Begin Given data

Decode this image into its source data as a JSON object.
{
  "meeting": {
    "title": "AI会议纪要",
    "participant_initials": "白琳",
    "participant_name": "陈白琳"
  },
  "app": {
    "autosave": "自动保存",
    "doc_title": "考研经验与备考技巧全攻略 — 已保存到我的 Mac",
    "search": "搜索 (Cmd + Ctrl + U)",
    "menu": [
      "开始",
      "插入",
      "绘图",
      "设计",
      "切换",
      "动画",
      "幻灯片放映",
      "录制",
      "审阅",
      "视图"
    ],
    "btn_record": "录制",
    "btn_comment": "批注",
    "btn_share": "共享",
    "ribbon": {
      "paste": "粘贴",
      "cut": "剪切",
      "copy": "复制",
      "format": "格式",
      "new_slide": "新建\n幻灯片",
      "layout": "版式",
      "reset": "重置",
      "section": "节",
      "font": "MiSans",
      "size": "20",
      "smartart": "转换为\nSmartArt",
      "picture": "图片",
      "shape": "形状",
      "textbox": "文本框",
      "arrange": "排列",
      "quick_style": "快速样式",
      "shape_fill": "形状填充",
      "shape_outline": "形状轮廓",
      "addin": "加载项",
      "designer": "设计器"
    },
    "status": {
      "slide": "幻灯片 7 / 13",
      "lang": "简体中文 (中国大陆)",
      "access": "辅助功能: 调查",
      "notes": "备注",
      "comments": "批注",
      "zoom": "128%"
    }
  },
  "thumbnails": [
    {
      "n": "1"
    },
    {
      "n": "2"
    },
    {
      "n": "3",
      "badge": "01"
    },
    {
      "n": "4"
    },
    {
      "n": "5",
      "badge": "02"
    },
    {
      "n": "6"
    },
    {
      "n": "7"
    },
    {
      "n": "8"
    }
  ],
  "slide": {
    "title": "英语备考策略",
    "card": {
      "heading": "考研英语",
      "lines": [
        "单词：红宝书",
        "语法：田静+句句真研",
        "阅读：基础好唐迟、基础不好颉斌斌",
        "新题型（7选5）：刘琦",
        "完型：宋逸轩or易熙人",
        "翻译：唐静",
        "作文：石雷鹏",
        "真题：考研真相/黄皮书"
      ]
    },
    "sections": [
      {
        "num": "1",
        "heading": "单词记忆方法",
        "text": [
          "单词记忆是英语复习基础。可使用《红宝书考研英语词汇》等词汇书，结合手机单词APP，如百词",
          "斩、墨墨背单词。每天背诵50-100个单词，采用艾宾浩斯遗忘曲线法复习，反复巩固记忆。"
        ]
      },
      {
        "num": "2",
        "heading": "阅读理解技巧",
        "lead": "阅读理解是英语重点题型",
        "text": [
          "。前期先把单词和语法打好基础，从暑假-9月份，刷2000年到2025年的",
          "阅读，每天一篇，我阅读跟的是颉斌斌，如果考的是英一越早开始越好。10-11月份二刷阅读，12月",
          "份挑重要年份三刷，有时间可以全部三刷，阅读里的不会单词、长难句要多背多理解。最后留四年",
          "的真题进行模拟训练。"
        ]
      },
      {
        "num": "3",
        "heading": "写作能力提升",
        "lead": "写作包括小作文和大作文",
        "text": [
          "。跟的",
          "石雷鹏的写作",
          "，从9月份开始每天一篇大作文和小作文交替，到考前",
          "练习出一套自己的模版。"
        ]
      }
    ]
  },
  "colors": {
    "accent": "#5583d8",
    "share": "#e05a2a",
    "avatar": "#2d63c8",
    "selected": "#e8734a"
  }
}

End Given data

- [The problem] Extract every record. Keep wording exact.

- [Answer to the task]
Decode this image into its source data as a JSON object.
{
  "meeting": {
    "title": "AI会议纪要",
    "participant_initials": "白琳",
    "participant_name": "陈白琳"
  },
  "app": {
    "autosave": "自动保存",
    "doc_title": "考研经验与备考技巧全攻略 — 已保存到我的 Mac",
    "search": "搜索 (Cmd + Ctrl + U)",
    "menu": [
      "开始",
      "插入",
      "绘图",
      "设计",
      "切换",
      "动画",
      "幻灯片放映",
      "录制",
      "审阅",
      "视图"
    ],
    "btn_record": "录制",
    "btn_comment": "批注",
    "btn_share": "共享",
    "ribbon": {
      "paste": "粘贴",
      "cut": "剪切",
      "copy": "复制",
      "format": "格式",
      "new_slide": "新建\n幻灯片",
      "layout": "版式",
      "reset": "重置",
      "section": "节",
      "font": "MiSans",
      "size": "20",
      "smartart": "转换为\nSmartArt",
      "picture": "图片",
      "shape": "形状",
      "textbox": "文本框",
      "arrange": "排列",
      "quick_style": "快速样式",
      "shape_fill": "形状填充",
      "shape_outline": "形状轮廓",
      "addin": "加载项",
      "designer": "设计器"
    },
    "status": {
      "slide": "幻灯片 7 / 13",
      "lang": "简体中文 (中国大陆)",
      "access": "辅助功能: 调查",
      "notes": "备注",
      "comments": "批注",
      "zoom": "128%"
    }
  },
  "thumbnails": [
    {
      "n": "1"
    },
    {
      "n": "2"
    },
    {
      "n": "3",
      "badge": "01"
    },
    {
      "n": "4"
    },
    {
      "n": "5",
      "badge": "02"
    },
    {
      "n": "6"
    },
    {
      "n": "7"
    },
    {
      "n": "8"
    }
  ],
  "slide": {
    "title": "英语备考策略",
    "card": {
      "heading": "考研英语",
      "lines": [
        "单词：红宝书",
        "语法：田静+句句真研",
        "阅读：基础好唐迟、基础不好颉斌斌",
        "新题型（7选5）：刘琦",
        "完型：宋逸轩or易熙人",
        "翻译：唐静",
        "作文：石雷鹏",
        "真题：考研真相/黄皮书"
      ]
    },
    "sections": [
      {
        "num": "1",
        "heading": "单词记忆方法",
        "text": [
          "单词记忆是英语复习基础。可使用《红宝书考研英语词汇》等词汇书，结合手机单词APP，如百词",
          "斩、墨墨背单词。每天背诵50-100个单词，采用艾宾浩斯遗忘曲线法复习，反复巩固记忆。"
        ]
      },
      {
        "num": "2",
        "heading": "阅读理解技巧",
        "lead": "阅读理解是英语重点题型",
        "text": [
          "。前期先把单词和语法打好基础，从暑假-9月份，刷2000年到2025年的",
          "阅读，每天一篇，我阅读跟的是颉斌斌，如果考的是英一越早开始越好。10-11月份二刷阅读，12月",
          "份挑重要年份三刷，有时间可以全部三刷，阅读里的不会单词、长难句要多背多理解。最后留四年",
          "的真题进行模拟训练。"
        ]
      },
      {
        "num": "3",
        "heading": "写作能力提升",
        "lead": "写作包括小作文和大作文",
        "text": [
          "。跟的",
          "石雷鹏的写作",
          "，从9月份开始每天一篇大作文和小作文交替，到考前",
          "练习出一套自己的模版。"
        ]
      }
    ]
  },
  "colors": {
    "accent": "#5583d8",
    "share": "#e05a2a",
    "avatar": "#2d63c8",
    "selected": "#e8734a"
  }
}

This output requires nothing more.